Objective
Provide the records once more, identical to the original.

Records to process
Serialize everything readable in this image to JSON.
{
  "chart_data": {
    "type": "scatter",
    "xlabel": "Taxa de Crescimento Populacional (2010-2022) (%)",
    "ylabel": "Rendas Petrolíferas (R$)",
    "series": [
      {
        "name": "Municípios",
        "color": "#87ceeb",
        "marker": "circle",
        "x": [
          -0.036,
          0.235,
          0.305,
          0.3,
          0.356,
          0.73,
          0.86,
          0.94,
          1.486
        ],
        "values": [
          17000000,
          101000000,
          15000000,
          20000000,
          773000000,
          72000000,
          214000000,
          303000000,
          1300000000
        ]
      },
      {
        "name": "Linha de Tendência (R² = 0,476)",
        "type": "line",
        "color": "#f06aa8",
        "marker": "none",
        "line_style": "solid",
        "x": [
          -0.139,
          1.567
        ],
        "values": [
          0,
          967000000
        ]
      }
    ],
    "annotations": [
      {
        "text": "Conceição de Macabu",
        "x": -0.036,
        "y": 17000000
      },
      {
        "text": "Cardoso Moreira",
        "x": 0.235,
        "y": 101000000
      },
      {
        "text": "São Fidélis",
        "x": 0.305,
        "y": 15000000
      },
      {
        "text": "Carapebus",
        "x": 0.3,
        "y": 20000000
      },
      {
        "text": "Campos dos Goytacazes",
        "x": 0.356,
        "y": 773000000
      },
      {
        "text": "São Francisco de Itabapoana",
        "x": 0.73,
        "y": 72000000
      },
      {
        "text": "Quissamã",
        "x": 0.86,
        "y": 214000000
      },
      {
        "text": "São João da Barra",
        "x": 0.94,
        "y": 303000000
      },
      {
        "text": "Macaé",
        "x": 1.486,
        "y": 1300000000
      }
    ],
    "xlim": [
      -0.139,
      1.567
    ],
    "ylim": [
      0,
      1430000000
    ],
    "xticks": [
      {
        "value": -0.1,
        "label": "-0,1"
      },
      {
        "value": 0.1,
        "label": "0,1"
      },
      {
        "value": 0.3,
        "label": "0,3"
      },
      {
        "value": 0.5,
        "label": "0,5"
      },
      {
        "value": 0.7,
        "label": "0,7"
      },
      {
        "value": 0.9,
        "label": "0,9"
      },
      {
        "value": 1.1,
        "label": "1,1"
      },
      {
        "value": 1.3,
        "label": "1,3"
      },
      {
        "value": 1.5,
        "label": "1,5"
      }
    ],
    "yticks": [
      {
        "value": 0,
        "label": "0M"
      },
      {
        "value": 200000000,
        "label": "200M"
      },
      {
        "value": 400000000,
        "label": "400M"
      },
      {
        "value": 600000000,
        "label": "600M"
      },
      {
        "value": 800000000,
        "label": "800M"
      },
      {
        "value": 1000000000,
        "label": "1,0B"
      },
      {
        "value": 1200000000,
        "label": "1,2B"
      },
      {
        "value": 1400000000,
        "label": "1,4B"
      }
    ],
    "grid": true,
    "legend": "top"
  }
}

Response below
Serialize everything readable in this image to JSON.
{
  "chart_data": {
    "type": "scatter",
    "xlabel": "Taxa de Crescimento Populacional (2010-2022) (%)",
    "ylabel": "Rendas Petrolíferas (R$)",
    "series": [
      {
        "name": "Municípios",
        "color": "#87ceeb",
        "marker": "circle",
        "x": [
          -0.036,
          0.235,
          0.305,
          0.3,
          0.356,
          0.73,
          0.86,
          0.94,
          1.486
        ],
        "values": [
          17000000,
          101000000,
          15000000,
          20000000,
          773000000,
          72000000,
          214000000,
          303000000,
          1300000000
        ]
      },
      {
        "name": "Linha de Tendência (R² = 0,476)",
        "type": "line",
        "color": "#f06aa8",
        "marker": "none",
        "line_style": "solid",
        "x": [
          -0.139,
          1.567
        ],
        "values": [
          0,
          967000000
        ]
      }
    ],
    "annotations": [
      {
        "text": "Conceição de Macabu",
        "x": -0.036,
        "y": 17000000
      },
      {
        "text": "Cardoso Moreira",
        "x": 0.235,
        "y": 101000000
      },
      {
        "text": "São Fidélis",
        "x": 0.305,
        "y": 15000000
      },
      {
        "text": "Carapebus",
        "x": 0.3,
        "y": 20000000
      },
      {
        "text": "Campos dos Goytacazes",
        "x": 0.356,
        "y": 773000000
      },
      {
        "text": "São Francisco de Itabapoana",
        "x": 0.73,
        "y": 72000000
      },
      {
        "text": "Quissamã",
        "x": 0.86,
        "y": 214000000
      },
      {
        "text": "São João da Barra",
        "x": 0.94,
        "y": 303000000
      },
      {
        "text": "Macaé",
        "x": 1.486,
        "y": 1300000000
      }
    ],
    "xlim": [
      -0.139,
      1.567
    ],
    "ylim": [
      0,
      1430000000
    ],
    "xticks": [
      {
        "value": -0.1,
        "label": "-0,1"
      },
      {
        "value": 0.1,
        "label": "0,1"
      },
      {
        "value": 0.3,
        "label": "0,3"
      },
      {
        "value": 0.5,
        "label": "0,5"
      },
      {
        "value": 0.7,
        "label": "0,7"
      },
      {
        "value": 0.9,
        "label": "0,9"
      },
      {
        "value": 1.1,
        "label": "1,1"
      },
      {
        "value": 1.3,
        "label": "1,3"
      },
      {
        "value": 1.5,
        "label": "1,5"
      }
    ],
    "yticks": [
      {
        "value": 0,
        "label": "0M"
      },
      {
        "value": 200000000,
        "label": "200M"
      },
      {
        "value": 400000000,
        "label": "400M"
      },
      {
        "value": 600000000,
        "label": "600M"
      },
      {
        "value": 800000000,
        "label": "800M"
      },
      {
        "value": 1000000000,
        "label": "1,0B"
      },
      {
        "value": 1200000000,
        "label": "1,2B"
      },
      {
        "value": 1400000000,
        "label": "1,4B"
      }
    ],
    "grid": true,
    "legend": "top"
  }
}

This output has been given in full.